» **WHAT THIS TASK INVOLVES**
Collect all lines below with the string "value".

» **EXTRACTED DATA**
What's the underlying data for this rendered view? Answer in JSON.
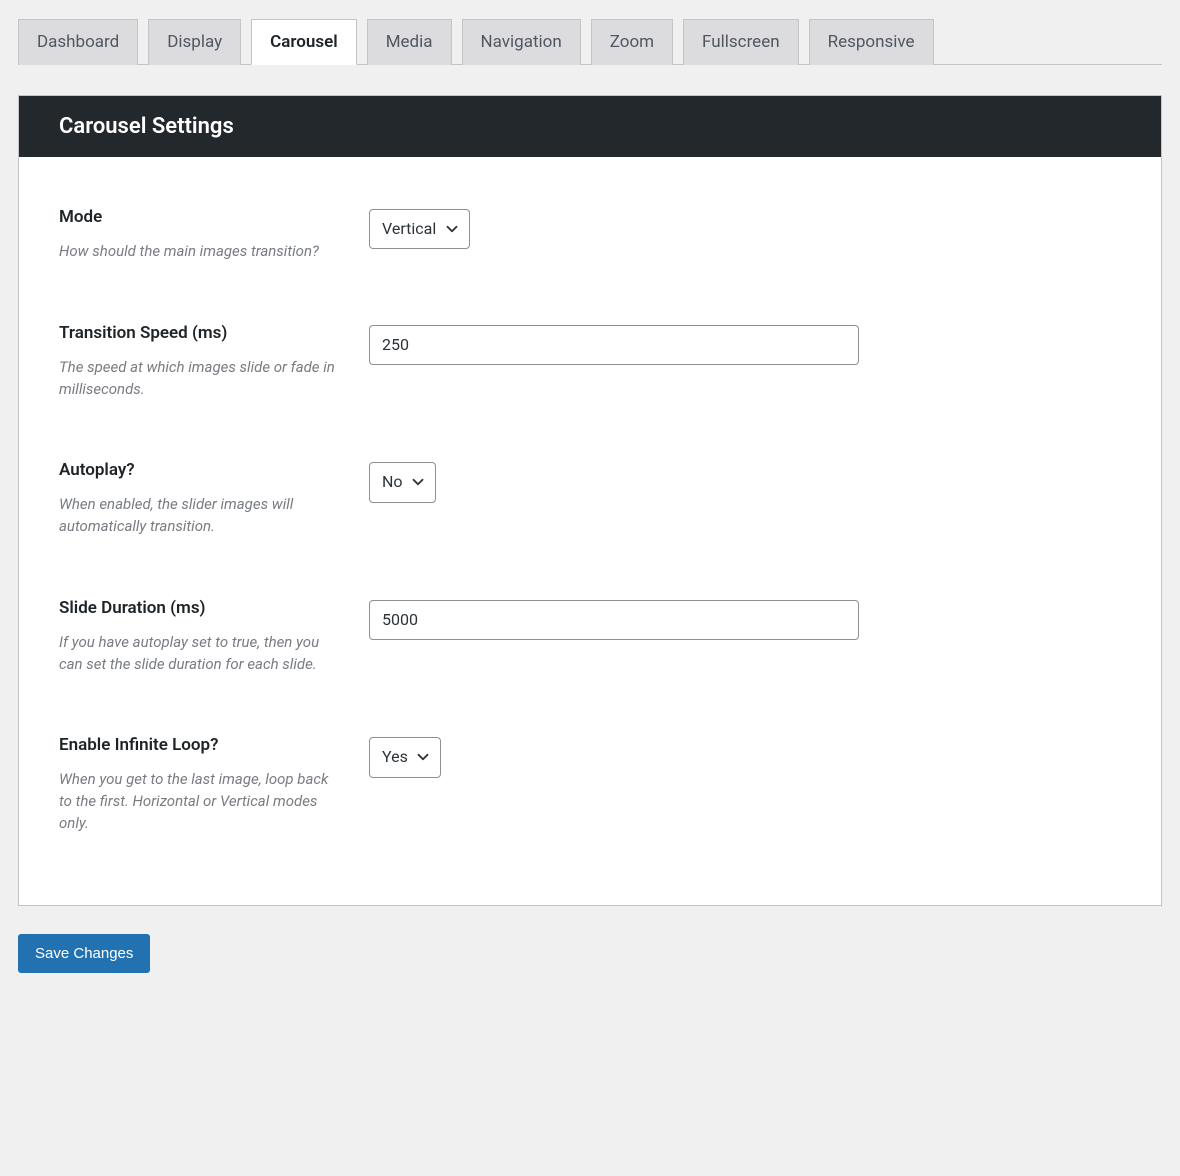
{
  "tabs": [
    {
      "label": "Dashboard",
      "active": false
    },
    {
      "label": "Display",
      "active": false
    },
    {
      "label": "Carousel",
      "active": true
    },
    {
      "label": "Media",
      "active": false
    },
    {
      "label": "Navigation",
      "active": false
    },
    {
      "label": "Zoom",
      "active": false
    },
    {
      "label": "Fullscreen",
      "active": false
    },
    {
      "label": "Responsive",
      "active": false
    }
  ],
  "panel": {
    "title": "Carousel Settings"
  },
  "fields": {
    "mode": {
      "label": "Mode",
      "help": "How should the main images transition?",
      "value": "Vertical"
    },
    "transition_speed": {
      "label": "Transition Speed (ms)",
      "help": "The speed at which images slide or fade in milliseconds.",
      "value": "250"
    },
    "autoplay": {
      "label": "Autoplay?",
      "help": "When enabled, the slider images will automatically transition.",
      "value": "No"
    },
    "slide_duration": {
      "label": "Slide Duration (ms)",
      "help": "If you have autoplay set to true, then you can set the slide duration for each slide.",
      "value": "5000"
    },
    "infinite_loop": {
      "label": "Enable Infinite Loop?",
      "help": "When you get to the last image, loop back to the first. Horizontal or Vertical modes only.",
      "value": "Yes"
    }
  },
  "buttons": {
    "save": "Save Changes"
  }
}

» **OUTPUT OF THE TASK**
      "value": "Vertical"
      "value": "250"
      "value": "No"
      "value": "5000"
      "value": "Yes"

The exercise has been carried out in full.